→ **STATED TASK**:
Copy each line holding the string "color".

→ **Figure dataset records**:
--

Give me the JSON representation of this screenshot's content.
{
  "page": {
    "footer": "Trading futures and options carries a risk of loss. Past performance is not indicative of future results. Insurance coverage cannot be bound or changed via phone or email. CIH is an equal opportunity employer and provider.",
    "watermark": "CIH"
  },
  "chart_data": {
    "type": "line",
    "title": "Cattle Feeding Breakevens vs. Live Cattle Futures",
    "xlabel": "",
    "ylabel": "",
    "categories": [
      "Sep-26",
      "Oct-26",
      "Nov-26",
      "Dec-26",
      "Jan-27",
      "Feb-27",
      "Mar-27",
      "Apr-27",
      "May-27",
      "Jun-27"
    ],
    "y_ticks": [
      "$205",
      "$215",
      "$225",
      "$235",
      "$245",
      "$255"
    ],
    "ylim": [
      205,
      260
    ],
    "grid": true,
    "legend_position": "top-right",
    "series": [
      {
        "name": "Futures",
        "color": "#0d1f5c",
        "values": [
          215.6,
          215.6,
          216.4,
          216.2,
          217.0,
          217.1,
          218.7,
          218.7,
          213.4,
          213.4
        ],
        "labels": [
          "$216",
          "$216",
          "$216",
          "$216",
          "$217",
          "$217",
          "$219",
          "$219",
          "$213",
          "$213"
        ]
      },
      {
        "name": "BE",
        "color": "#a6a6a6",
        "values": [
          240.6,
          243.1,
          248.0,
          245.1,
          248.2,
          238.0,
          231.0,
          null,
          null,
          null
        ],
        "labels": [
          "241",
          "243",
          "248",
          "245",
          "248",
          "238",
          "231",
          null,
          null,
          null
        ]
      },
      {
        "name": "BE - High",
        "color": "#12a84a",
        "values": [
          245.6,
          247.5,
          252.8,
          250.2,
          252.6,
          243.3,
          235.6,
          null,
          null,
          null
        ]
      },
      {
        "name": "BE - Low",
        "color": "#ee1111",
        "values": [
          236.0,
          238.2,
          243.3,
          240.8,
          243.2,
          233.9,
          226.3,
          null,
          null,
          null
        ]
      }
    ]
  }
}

--

→ **SOLUTION TO THIS TASK**:
        "color": "#0d1f5c",
        "color": "#a6a6a6",
        "color": "#12a84a",
        "color": "#ee1111",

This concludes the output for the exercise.